- Exercise details: Pull out every line in the data that has the string "name" in it.
--
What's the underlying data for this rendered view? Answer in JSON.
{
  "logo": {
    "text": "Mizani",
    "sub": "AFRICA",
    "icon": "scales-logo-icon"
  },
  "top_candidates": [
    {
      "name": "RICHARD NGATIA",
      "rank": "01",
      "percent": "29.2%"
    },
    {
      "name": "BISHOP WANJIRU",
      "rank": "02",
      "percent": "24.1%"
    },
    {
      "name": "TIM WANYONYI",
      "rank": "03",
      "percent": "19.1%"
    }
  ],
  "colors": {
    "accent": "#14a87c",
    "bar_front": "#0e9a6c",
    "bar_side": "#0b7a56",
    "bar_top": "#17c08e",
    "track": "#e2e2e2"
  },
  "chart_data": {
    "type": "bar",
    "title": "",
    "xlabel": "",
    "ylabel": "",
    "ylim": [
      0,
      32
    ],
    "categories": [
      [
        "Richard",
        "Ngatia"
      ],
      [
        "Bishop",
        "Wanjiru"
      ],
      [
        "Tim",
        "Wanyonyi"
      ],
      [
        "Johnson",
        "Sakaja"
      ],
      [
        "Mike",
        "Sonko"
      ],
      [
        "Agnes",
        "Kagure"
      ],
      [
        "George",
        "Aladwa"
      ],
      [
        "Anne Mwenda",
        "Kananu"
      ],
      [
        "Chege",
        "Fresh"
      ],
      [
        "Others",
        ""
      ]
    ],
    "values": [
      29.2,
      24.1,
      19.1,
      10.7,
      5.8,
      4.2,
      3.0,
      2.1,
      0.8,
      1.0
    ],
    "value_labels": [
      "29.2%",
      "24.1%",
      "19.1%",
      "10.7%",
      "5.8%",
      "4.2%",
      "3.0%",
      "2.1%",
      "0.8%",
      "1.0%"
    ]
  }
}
--
- Solved exercise:
      "name": "RICHARD NGATIA",
      "name": "BISHOP WANJIRU",
      "name": "TIM WANYONYI",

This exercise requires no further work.